Required task =>
Gather all lines in the data that hold the string "регистрации".

****************************************

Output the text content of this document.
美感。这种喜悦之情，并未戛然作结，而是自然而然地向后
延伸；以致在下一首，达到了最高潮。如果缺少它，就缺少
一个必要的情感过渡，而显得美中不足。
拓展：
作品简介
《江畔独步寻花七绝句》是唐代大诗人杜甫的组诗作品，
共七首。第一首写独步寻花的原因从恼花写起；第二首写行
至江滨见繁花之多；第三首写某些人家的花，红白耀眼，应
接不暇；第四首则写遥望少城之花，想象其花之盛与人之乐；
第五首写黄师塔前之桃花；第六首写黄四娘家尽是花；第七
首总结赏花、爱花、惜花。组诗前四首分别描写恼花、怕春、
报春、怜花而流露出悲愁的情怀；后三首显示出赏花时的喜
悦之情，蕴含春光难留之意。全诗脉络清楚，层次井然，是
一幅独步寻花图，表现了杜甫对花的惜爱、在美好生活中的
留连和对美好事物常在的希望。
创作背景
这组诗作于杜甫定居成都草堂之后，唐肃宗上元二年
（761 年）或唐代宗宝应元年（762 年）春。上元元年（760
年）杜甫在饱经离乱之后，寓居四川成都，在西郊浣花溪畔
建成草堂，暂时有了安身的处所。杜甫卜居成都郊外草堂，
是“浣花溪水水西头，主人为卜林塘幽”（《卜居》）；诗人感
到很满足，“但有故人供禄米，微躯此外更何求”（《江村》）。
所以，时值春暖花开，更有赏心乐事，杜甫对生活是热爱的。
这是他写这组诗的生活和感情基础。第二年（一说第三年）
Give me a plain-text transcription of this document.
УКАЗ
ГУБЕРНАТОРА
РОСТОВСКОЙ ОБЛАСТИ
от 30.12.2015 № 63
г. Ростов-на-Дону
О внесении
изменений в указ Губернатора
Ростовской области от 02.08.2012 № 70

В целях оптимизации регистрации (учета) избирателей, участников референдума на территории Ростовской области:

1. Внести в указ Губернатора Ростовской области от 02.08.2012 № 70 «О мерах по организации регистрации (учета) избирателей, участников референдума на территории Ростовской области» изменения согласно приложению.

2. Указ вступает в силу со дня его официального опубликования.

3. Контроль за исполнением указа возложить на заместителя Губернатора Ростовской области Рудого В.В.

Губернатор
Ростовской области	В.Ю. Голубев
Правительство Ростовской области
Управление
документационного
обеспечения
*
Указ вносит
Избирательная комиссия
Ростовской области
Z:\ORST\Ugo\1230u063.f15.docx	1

****************************************

Result =>
В целях оптимизации регистрации (учета) избирателей, участников референдума на территории Ростовской области:
1. Внести в указ Губернатора Ростовской области от 02.08.2012 № 70 «О мерах по организации регистрации (учета) избирателей, участников референдума на территории Ростовской области» изменения согласно приложению.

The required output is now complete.